**Figure dataset records**
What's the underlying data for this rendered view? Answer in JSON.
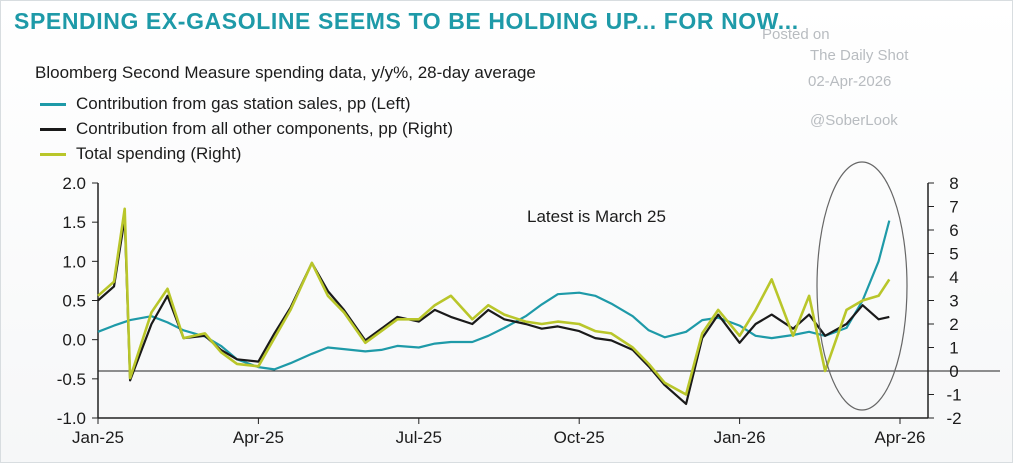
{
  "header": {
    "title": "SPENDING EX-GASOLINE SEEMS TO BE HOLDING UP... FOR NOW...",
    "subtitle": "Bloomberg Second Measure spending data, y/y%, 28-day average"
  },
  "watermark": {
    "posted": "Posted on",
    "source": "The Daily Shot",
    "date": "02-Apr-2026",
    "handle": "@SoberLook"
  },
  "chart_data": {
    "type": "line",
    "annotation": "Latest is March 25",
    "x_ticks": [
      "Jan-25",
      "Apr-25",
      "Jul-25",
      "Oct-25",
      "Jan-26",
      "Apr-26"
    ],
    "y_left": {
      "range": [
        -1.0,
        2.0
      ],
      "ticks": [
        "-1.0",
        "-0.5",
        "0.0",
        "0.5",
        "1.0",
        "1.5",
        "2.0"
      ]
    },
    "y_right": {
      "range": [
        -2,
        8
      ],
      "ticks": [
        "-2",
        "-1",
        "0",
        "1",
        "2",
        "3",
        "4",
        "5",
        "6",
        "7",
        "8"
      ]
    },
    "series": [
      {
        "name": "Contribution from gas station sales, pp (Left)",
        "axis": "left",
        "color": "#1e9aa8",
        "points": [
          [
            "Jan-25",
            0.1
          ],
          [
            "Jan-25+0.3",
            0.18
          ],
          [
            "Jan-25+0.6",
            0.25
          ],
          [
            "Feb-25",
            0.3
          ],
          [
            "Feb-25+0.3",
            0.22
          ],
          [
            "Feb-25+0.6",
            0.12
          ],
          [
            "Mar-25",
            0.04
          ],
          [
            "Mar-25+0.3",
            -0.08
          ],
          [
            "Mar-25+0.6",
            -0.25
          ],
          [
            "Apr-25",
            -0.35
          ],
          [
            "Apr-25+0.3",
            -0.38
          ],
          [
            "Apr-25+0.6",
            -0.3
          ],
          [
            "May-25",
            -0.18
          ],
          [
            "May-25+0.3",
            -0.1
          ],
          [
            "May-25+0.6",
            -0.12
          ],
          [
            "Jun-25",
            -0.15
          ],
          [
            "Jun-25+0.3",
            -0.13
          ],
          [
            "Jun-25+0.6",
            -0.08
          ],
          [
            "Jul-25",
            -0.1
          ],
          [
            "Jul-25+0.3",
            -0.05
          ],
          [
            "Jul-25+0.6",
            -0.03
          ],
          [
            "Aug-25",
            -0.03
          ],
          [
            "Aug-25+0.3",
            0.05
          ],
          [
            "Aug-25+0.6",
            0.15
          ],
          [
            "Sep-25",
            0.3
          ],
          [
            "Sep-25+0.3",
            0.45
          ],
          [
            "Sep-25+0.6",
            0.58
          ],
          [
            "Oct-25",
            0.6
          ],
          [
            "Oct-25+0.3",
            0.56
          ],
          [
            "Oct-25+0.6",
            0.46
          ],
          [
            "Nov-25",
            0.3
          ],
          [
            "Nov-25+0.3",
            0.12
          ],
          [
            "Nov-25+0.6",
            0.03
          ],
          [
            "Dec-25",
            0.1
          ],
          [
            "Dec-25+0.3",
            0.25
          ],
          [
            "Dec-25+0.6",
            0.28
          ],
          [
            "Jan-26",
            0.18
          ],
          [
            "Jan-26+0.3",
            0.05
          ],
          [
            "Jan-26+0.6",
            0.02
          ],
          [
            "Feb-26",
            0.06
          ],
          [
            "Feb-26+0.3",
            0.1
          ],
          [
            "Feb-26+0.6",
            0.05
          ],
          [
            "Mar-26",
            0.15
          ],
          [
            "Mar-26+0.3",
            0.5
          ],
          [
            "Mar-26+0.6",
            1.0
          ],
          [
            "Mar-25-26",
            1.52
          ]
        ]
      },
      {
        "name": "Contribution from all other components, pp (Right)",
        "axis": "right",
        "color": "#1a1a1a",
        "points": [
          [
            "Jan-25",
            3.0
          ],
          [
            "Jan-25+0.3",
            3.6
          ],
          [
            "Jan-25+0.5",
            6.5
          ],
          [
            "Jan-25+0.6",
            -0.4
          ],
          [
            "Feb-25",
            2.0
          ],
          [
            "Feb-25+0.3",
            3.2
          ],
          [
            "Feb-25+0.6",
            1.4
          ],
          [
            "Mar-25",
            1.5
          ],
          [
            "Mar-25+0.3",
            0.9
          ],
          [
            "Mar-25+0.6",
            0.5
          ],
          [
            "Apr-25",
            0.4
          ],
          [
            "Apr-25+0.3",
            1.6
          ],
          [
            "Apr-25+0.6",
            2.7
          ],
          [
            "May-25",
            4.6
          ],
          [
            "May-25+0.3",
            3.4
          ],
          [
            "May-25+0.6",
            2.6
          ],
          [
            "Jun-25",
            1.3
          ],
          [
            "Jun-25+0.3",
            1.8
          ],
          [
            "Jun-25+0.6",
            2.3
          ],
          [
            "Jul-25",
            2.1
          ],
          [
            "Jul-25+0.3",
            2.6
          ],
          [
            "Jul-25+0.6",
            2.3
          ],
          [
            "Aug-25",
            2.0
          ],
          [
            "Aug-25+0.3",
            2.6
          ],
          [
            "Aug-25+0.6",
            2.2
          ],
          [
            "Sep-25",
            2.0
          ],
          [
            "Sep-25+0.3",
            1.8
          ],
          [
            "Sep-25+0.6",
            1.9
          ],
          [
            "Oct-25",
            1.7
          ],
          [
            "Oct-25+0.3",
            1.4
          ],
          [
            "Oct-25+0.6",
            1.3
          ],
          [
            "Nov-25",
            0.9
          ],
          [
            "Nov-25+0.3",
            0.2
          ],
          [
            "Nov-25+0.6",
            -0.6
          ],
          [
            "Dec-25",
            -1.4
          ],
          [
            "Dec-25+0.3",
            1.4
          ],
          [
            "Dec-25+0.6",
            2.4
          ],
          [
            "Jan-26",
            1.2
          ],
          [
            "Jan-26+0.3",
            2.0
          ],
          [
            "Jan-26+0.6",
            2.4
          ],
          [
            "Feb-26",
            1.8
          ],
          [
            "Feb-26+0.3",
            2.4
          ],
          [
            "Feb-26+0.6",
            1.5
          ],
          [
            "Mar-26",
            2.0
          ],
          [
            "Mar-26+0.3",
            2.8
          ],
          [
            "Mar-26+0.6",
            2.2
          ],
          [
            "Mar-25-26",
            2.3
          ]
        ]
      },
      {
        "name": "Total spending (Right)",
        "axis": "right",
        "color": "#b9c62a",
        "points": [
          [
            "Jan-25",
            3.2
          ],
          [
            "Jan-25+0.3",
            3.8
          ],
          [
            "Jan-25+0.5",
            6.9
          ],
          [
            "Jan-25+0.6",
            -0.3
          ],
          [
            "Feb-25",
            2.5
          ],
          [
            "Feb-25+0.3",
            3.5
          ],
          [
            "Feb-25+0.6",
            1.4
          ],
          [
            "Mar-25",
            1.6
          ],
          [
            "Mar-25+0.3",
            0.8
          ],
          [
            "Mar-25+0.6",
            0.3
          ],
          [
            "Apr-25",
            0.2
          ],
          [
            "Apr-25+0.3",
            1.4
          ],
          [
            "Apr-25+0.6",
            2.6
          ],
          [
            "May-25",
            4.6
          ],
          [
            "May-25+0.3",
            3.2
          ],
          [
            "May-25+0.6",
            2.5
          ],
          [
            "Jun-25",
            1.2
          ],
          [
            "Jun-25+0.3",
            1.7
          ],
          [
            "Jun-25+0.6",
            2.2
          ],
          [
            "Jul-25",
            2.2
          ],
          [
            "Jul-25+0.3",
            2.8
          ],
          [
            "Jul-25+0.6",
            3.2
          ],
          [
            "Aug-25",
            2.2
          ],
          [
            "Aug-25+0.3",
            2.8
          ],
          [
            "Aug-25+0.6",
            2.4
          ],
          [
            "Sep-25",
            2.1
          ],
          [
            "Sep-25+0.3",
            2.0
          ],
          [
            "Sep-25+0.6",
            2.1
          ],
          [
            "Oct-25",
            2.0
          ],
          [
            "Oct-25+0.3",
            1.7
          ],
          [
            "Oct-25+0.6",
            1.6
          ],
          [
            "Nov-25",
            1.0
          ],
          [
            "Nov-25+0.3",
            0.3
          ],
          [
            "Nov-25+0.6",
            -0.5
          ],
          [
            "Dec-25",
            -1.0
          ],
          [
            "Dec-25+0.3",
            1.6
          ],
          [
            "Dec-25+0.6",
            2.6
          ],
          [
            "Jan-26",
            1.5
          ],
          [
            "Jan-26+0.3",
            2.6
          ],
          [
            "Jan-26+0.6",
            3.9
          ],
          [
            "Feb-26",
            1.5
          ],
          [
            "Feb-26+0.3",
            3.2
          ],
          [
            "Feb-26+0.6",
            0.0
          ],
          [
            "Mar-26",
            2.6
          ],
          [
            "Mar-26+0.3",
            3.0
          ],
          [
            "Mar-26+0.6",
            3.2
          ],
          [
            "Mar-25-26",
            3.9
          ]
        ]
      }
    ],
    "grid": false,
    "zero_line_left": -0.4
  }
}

**Your task**
The records are above. How many lines in them contain the word "name"? Give the number alone.

**The output**
3